◆ To be done ◆
Extract the listing below in full, unchanged.

◆ Listed entries ◆
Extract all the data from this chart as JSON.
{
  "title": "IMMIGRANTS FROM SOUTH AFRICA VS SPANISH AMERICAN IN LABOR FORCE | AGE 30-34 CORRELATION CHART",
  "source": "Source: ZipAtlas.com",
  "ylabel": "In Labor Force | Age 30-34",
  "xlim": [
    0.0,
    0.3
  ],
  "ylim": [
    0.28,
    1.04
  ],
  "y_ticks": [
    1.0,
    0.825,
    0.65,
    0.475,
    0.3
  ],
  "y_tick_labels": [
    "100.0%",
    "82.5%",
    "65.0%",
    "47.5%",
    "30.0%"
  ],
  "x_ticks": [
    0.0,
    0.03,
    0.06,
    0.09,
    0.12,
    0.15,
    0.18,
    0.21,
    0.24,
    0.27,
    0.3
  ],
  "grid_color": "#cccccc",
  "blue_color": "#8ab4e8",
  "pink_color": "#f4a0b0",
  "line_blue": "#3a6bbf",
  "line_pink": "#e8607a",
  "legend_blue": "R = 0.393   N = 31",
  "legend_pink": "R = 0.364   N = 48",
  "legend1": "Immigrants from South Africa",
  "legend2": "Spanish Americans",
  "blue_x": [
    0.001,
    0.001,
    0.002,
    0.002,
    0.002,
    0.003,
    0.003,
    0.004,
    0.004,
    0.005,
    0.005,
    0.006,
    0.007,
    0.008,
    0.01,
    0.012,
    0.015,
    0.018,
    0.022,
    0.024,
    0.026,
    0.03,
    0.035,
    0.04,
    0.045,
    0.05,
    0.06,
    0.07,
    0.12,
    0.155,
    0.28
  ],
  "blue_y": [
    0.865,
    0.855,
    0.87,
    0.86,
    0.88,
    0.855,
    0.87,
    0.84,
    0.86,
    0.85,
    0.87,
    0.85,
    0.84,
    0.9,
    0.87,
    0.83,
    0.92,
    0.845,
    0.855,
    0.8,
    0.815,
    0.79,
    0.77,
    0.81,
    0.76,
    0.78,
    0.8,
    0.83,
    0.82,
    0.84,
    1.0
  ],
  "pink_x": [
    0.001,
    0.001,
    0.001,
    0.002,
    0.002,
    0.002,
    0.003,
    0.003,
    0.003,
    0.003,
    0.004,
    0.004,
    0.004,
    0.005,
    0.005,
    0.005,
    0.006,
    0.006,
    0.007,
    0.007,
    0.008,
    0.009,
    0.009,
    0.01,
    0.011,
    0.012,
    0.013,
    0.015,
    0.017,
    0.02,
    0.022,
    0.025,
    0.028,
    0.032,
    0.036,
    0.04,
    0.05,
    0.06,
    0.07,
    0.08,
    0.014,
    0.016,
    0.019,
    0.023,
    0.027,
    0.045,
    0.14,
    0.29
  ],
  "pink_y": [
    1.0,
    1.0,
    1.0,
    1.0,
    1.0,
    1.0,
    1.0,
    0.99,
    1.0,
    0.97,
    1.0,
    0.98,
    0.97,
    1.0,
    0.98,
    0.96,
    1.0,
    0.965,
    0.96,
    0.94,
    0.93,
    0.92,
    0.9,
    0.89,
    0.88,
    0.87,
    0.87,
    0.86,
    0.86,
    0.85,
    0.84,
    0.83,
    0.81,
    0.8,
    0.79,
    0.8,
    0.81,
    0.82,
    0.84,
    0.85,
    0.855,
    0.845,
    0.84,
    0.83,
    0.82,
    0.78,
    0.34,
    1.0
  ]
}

◆ Finished task ◆
Extract all the data from this chart as JSON.
{
  "title": "IMMIGRANTS FROM SOUTH AFRICA VS SPANISH AMERICAN IN LABOR FORCE | AGE 30-34 CORRELATION CHART",
  "source": "Source: ZipAtlas.com",
  "ylabel": "In Labor Force | Age 30-34",
  "xlim": [
    0.0,
    0.3
  ],
  "ylim": [
    0.28,
    1.04
  ],
  "y_ticks": [
    1.0,
    0.825,
    0.65,
    0.475,
    0.3
  ],
  "y_tick_labels": [
    "100.0%",
    "82.5%",
    "65.0%",
    "47.5%",
    "30.0%"
  ],
  "x_ticks": [
    0.0,
    0.03,
    0.06,
    0.09,
    0.12,
    0.15,
    0.18,
    0.21,
    0.24,
    0.27,
    0.3
  ],
  "grid_color": "#cccccc",
  "blue_color": "#8ab4e8",
  "pink_color": "#f4a0b0",
  "line_blue": "#3a6bbf",
  "line_pink": "#e8607a",
  "legend_blue": "R = 0.393   N = 31",
  "legend_pink": "R = 0.364   N = 48",
  "legend1": "Immigrants from South Africa",
  "legend2": "Spanish Americans",
  "blue_x": [
    0.001,
    0.001,
    0.002,
    0.002,
    0.002,
    0.003,
    0.003,
    0.004,
    0.004,
    0.005,
    0.005,
    0.006,
    0.007,
    0.008,
    0.01,
    0.012,
    0.015,
    0.018,
    0.022,
    0.024,
    0.026,
    0.03,
    0.035,
    0.04,
    0.045,
    0.05,
    0.06,
    0.07,
    0.12,
    0.155,
    0.28
  ],
  "blue_y": [
    0.865,
    0.855,
    0.87,
    0.86,
    0.88,
    0.855,
    0.87,
    0.84,
    0.86,
    0.85,
    0.87,
    0.85,
    0.84,
    0.9,
    0.87,
    0.83,
    0.92,
    0.845,
    0.855,
    0.8,
    0.815,
    0.79,
    0.77,
    0.81,
    0.76,
    0.78,
    0.8,
    0.83,
    0.82,
    0.84,
    1.0
  ],
  "pink_x": [
    0.001,
    0.001,
    0.001,
    0.002,
    0.002,
    0.002,
    0.003,
    0.003,
    0.003,
    0.003,
    0.004,
    0.004,
    0.004,
    0.005,
    0.005,
    0.005,
    0.006,
    0.006,
    0.007,
    0.007,
    0.008,
    0.009,
    0.009,
    0.01,
    0.011,
    0.012,
    0.013,
    0.015,
    0.017,
    0.02,
    0.022,
    0.025,
    0.028,
    0.032,
    0.036,
    0.04,
    0.05,
    0.06,
    0.07,
    0.08,
    0.014,
    0.016,
    0.019,
    0.023,
    0.027,
    0.045,
    0.14,
    0.29
  ],
  "pink_y": [
    1.0,
    1.0,
    1.0,
    1.0,
    1.0,
    1.0,
    1.0,
    0.99,
    1.0,
    0.97,
    1.0,
    0.98,
    0.97,
    1.0,
    0.98,
    0.96,
    1.0,
    0.965,
    0.96,
    0.94,
    0.93,
    0.92,
    0.9,
    0.89,
    0.88,
    0.87,
    0.87,
    0.86,
    0.86,
    0.85,
    0.84,
    0.83,
    0.81,
    0.8,
    0.79,
    0.8,
    0.81,
    0.82,
    0.84,
    0.85,
    0.855,
    0.845,
    0.84,
    0.83,
    0.82,
    0.78,
    0.34,
    1.0
  ]
}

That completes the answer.